STATED EXERCISE
Locate the line that contains "Enumerate this screenshot's", then copy it and all later lines of the data below exactly, through the last one.

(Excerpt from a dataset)
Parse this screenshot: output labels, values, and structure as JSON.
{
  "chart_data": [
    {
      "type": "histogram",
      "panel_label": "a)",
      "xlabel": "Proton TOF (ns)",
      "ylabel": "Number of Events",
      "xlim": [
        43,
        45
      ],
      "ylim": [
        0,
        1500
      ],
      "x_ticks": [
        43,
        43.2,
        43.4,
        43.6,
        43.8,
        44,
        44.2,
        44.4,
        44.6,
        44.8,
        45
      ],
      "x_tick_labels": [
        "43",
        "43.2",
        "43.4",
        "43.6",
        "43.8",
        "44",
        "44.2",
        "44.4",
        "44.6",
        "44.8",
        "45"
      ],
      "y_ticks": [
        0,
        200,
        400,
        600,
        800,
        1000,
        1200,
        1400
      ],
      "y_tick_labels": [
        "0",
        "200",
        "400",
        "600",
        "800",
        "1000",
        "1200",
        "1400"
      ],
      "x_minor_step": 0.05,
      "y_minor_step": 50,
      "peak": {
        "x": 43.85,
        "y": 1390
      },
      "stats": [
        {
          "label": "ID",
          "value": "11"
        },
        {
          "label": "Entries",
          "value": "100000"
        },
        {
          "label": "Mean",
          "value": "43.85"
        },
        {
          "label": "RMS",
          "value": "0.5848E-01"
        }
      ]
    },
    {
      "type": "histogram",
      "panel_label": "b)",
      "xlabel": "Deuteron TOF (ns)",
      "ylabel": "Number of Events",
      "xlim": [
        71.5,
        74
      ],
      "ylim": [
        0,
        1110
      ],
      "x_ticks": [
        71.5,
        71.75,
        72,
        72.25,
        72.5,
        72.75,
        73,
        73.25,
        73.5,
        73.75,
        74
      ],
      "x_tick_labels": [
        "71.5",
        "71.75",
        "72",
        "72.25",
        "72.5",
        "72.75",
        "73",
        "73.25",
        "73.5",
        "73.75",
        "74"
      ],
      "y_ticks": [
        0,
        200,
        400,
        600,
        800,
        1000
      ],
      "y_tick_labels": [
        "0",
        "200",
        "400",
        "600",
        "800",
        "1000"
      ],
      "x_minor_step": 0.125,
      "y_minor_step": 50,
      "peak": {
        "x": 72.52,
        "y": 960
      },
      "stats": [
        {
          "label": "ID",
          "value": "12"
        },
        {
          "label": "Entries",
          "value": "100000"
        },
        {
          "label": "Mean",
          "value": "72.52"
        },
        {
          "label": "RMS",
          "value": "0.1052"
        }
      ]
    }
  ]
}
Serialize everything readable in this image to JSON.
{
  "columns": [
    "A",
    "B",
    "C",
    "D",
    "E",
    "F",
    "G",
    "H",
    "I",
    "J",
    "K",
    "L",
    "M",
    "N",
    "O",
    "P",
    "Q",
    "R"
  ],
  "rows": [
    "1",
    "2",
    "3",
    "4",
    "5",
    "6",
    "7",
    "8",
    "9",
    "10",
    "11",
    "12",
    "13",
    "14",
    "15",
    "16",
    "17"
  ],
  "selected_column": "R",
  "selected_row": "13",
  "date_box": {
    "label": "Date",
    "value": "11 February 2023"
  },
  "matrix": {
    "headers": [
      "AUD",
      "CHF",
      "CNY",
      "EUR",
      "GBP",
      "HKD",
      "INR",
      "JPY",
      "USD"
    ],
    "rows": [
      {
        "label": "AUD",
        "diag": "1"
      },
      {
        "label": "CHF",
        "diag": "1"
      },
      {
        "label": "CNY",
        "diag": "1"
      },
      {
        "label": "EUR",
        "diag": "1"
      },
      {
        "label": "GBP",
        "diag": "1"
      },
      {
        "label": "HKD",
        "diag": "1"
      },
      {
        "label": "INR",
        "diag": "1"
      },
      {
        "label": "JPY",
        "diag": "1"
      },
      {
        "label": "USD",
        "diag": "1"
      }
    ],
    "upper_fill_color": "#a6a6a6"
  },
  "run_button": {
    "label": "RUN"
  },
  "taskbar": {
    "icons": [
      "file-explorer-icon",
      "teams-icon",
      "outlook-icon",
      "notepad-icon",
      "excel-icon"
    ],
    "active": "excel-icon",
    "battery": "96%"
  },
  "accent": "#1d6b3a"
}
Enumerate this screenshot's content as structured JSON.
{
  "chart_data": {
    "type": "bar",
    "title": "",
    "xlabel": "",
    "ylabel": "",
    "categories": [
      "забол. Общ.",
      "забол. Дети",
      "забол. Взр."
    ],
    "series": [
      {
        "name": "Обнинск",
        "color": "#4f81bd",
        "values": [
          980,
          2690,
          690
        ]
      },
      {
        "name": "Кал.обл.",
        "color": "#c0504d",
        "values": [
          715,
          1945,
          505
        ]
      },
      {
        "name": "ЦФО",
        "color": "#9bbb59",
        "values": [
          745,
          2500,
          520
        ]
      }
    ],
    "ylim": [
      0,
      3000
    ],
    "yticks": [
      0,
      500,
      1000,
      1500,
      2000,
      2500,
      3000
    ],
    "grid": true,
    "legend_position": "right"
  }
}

RIGHT ANSWER
Enumerate this screenshot's content as structured JSON.
{
  "chart_data": {
    "type": "bar",
    "title": "",
    "xlabel": "",
    "ylabel": "",
    "categories": [
      "забол. Общ.",
      "забол. Дети",
      "забол. Взр."
    ],
    "series": [
      {
        "name": "Обнинск",
        "color": "#4f81bd",
        "values": [
          980,
          2690,
          690
        ]
      },
      {
        "name": "Кал.обл.",
        "color": "#c0504d",
        "values": [
          715,
          1945,
          505
        ]
      },
      {
        "name": "ЦФО",
        "color": "#9bbb59",
        "values": [
          745,
          2500,
          520
        ]
      }
    ],
    "ylim": [
      0,
      3000
    ],
    "yticks": [
      0,
      500,
      1000,
      1500,
      2000,
      2500,
      3000
    ],
    "grid": true,
    "legend_position": "right"
  }
}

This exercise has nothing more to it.